Task statement.
Say how many of the lines below include the word "Topology", and write nothing else.

Stored records:

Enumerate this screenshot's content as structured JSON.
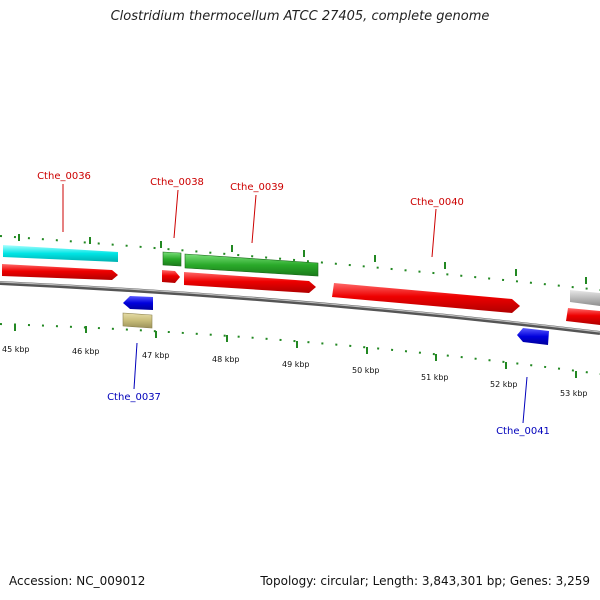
{
  "title": "Clostridium thermocellum ATCC 27405, complete genome",
  "footer": {
    "accession": "Accession: NC_009012",
    "summary": "Topology: circular; Length: 3,843,301 bp; Genes: 3,259"
  },
  "ruler": {
    "ticks": [
      "45 kbp",
      "46 kbp",
      "47 kbp",
      "48 kbp",
      "49 kbp",
      "50 kbp",
      "51 kbp",
      "52 kbp",
      "53 kbp"
    ]
  },
  "colors": {
    "cds": "#ee0000",
    "rna_cyan": "#00e5e5",
    "rna_green": "#2aaa2a",
    "reverse": "#0000dd",
    "misc": "#c8bd7a",
    "grey": "#bbbbbb",
    "tick": "#228822",
    "label_forward": "#cc0000",
    "label_reverse": "#0000bb"
  },
  "labels": {
    "forward": [
      "Cthe_0036",
      "Cthe_0038",
      "Cthe_0039",
      "Cthe_0040"
    ],
    "reverse": [
      "Cthe_0037",
      "Cthe_0041"
    ]
  }
}
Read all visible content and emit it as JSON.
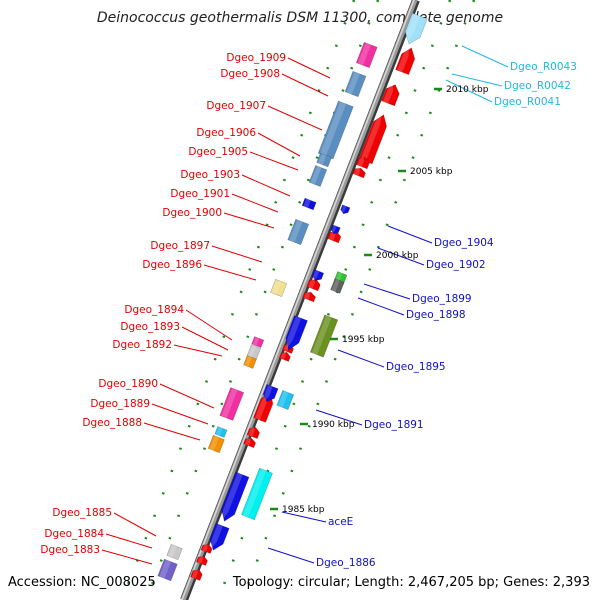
{
  "title": "Deinococcus geothermalis DSM 11300, complete genome",
  "footer": {
    "accession": "Accession: NC_008025",
    "topology": "Topology: circular; Length: 2,467,205 bp; Genes: 2,393"
  },
  "colors": {
    "forward_label": "#e00000",
    "reverse_label": "#1010c8",
    "rna_label": "#20b8e0",
    "green_tick": "#1a8a1a",
    "backbone": "#8c8c8c",
    "backbone_shadow": "#3a3a3a"
  },
  "scale_labels": [
    {
      "text": "2010 kbp"
    },
    {
      "text": "2005 kbp"
    },
    {
      "text": "2000 kbp"
    },
    {
      "text": "1995 kbp"
    },
    {
      "text": "1990 kbp"
    },
    {
      "text": "1985 kbp"
    }
  ],
  "forward_genes": [
    {
      "label": "Dgeo_1909"
    },
    {
      "label": "Dgeo_1908"
    },
    {
      "label": "Dgeo_1907"
    },
    {
      "label": "Dgeo_1906"
    },
    {
      "label": "Dgeo_1905"
    },
    {
      "label": "Dgeo_1903"
    },
    {
      "label": "Dgeo_1901"
    },
    {
      "label": "Dgeo_1900"
    },
    {
      "label": "Dgeo_1897"
    },
    {
      "label": "Dgeo_1896"
    },
    {
      "label": "Dgeo_1894"
    },
    {
      "label": "Dgeo_1893"
    },
    {
      "label": "Dgeo_1892"
    },
    {
      "label": "Dgeo_1890"
    },
    {
      "label": "Dgeo_1889"
    },
    {
      "label": "Dgeo_1888"
    },
    {
      "label": "Dgeo_1885"
    },
    {
      "label": "Dgeo_1884"
    },
    {
      "label": "Dgeo_1883"
    }
  ],
  "reverse_genes": [
    {
      "label": "Dgeo_1904"
    },
    {
      "label": "Dgeo_1902"
    },
    {
      "label": "Dgeo_1899"
    },
    {
      "label": "Dgeo_1898"
    },
    {
      "label": "Dgeo_1895"
    },
    {
      "label": "Dgeo_1891"
    },
    {
      "label": "aceE"
    },
    {
      "label": "Dgeo_1886"
    }
  ],
  "rna_genes": [
    {
      "label": "Dgeo_R0043"
    },
    {
      "label": "Dgeo_R0042"
    },
    {
      "label": "Dgeo_R0041"
    }
  ]
}
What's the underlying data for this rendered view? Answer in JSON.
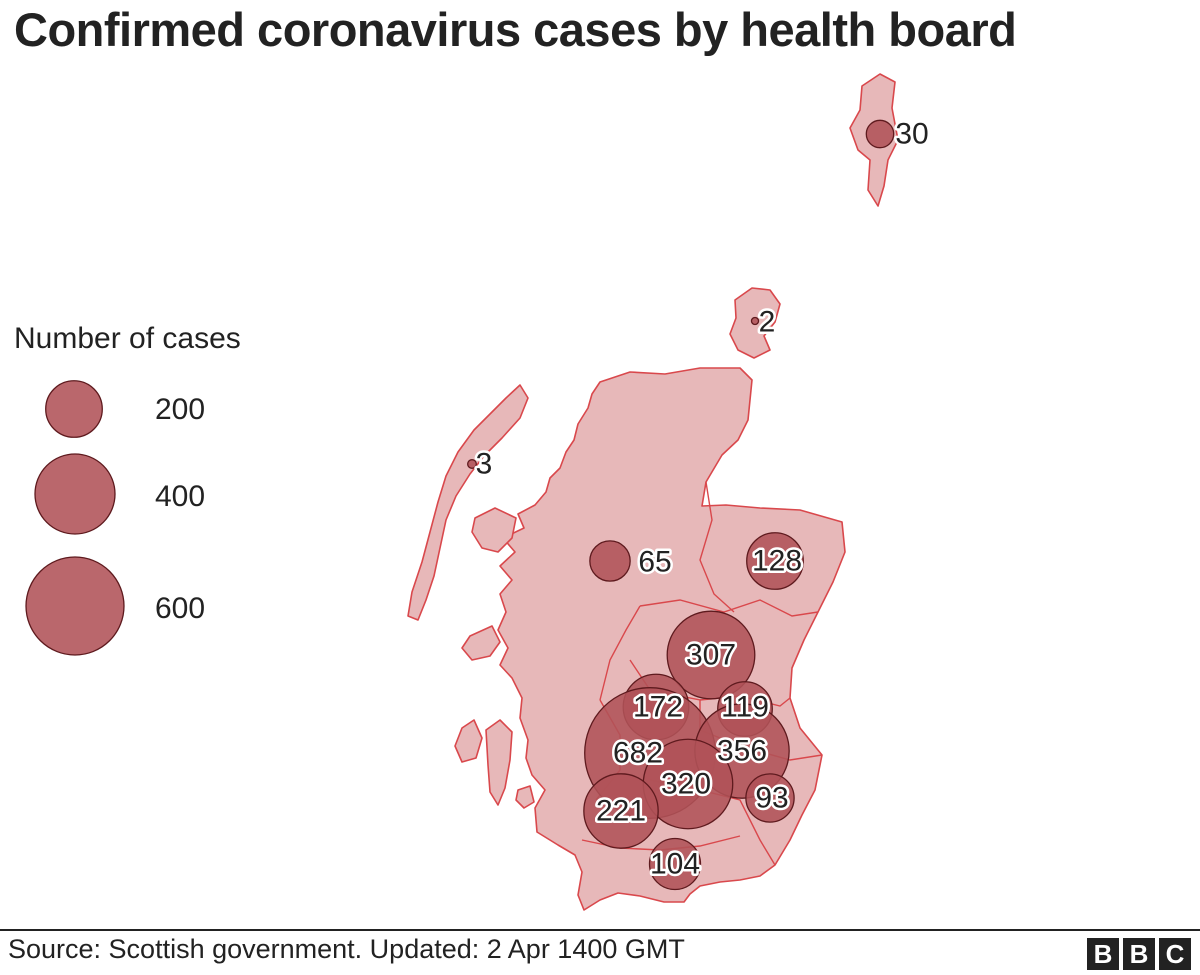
{
  "title": "Confirmed coronavirus cases by health board",
  "legend": {
    "title": "Number of cases",
    "items": [
      {
        "value": 200,
        "label": "200"
      },
      {
        "value": 400,
        "label": "400"
      },
      {
        "value": 600,
        "label": "600"
      }
    ]
  },
  "boards": [
    {
      "label": "30",
      "cases": 30
    },
    {
      "label": "2",
      "cases": 2
    },
    {
      "label": "3",
      "cases": 3
    },
    {
      "label": "65",
      "cases": 65
    },
    {
      "label": "128",
      "cases": 128
    },
    {
      "label": "307",
      "cases": 307
    },
    {
      "label": "172",
      "cases": 172
    },
    {
      "label": "119",
      "cases": 119
    },
    {
      "label": "682",
      "cases": 682
    },
    {
      "label": "356",
      "cases": 356
    },
    {
      "label": "320",
      "cases": 320
    },
    {
      "label": "93",
      "cases": 93
    },
    {
      "label": "221",
      "cases": 221
    },
    {
      "label": "104",
      "cases": 104
    }
  ],
  "source": "Source: Scottish government. Updated: 2 Apr 1400 GMT",
  "brand": {
    "letters": [
      "B",
      "B",
      "C"
    ]
  },
  "colors": {
    "land": "#e7b8b9",
    "border": "#d9484c",
    "bubble": "#b05258",
    "bubble_stroke": "#5e1a1e"
  }
}
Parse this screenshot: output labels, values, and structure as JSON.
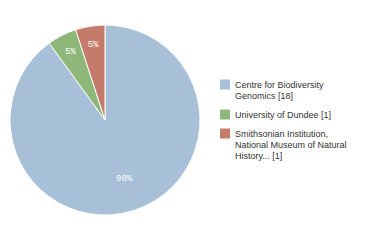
{
  "chart_data": {
    "type": "pie",
    "categories": [
      "Centre for Biodiversity\nGenomics [18]",
      "University of Dundee [1]",
      "Smithsonian Institution,\nNational Museum of Natural\nHistory... [1]"
    ],
    "values": [
      90,
      5,
      5
    ],
    "value_labels": [
      "90%",
      "5%",
      "5%"
    ],
    "colors": [
      "#a8bfd8",
      "#8db87a",
      "#c47b6a"
    ],
    "data_labels": true,
    "legend": "right"
  }
}
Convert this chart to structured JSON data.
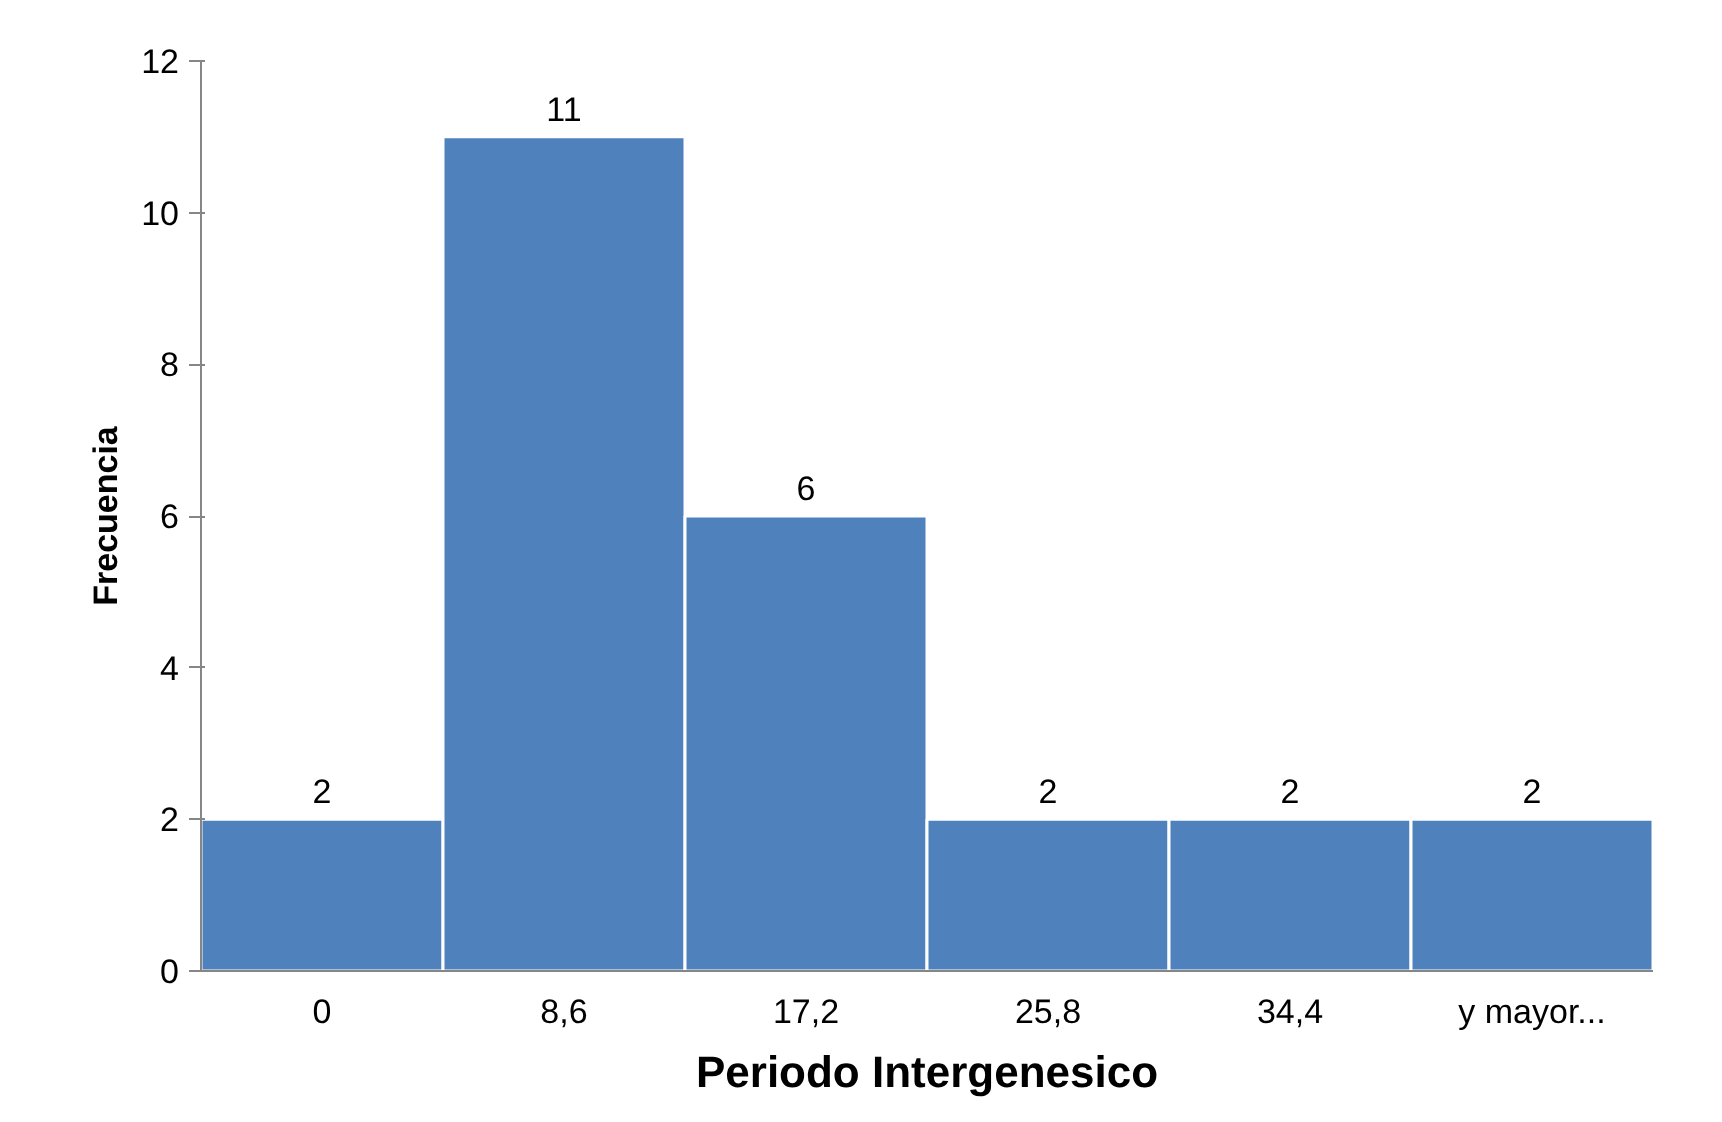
{
  "chart_data": {
    "type": "bar",
    "xlabel": "Periodo Intergenesico",
    "ylabel": "Frecuencia",
    "categories": [
      "0",
      "8,6",
      "17,2",
      "25,8",
      "34,4",
      "y mayor..."
    ],
    "values": [
      2,
      11,
      6,
      2,
      2,
      2
    ],
    "color": "#4f81bd",
    "ylim": [
      0,
      12
    ],
    "yticks": [
      0,
      2,
      4,
      6,
      8,
      10,
      12
    ],
    "grid": false,
    "data_labels": true
  }
}
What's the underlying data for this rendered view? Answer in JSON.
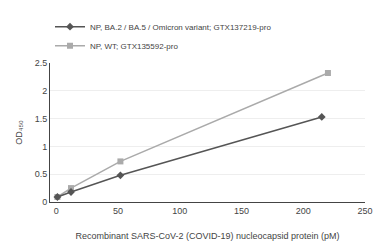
{
  "chart_data": {
    "type": "line",
    "xlabel": "Recombinant SARS-CoV-2 (COVID-19) nucleocapsid protein (pM)",
    "ylabel": "OD₄₅₀",
    "series": [
      {
        "name": "NP, BA.2 / BA.5 / Omicron variant; GTX137219-pro",
        "x": [
          1,
          12,
          52,
          215
        ],
        "values": [
          0.09,
          0.18,
          0.48,
          1.53
        ],
        "color": "#555555",
        "marker": "diamond"
      },
      {
        "name": "NP, WT; GTX135592-pro",
        "x": [
          1,
          12,
          52,
          220
        ],
        "values": [
          0.09,
          0.25,
          0.73,
          2.32
        ],
        "color": "#aaaaaa",
        "marker": "square"
      }
    ],
    "xlim": [
      -5,
      250
    ],
    "ylim": [
      0,
      2.5
    ],
    "xticks": [
      0,
      50,
      100,
      150,
      200,
      250
    ],
    "yticks": [
      0,
      0.5,
      1.0,
      1.5,
      2.0,
      2.5
    ],
    "grid": "y",
    "legend": "upper left"
  }
}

Written answer.
2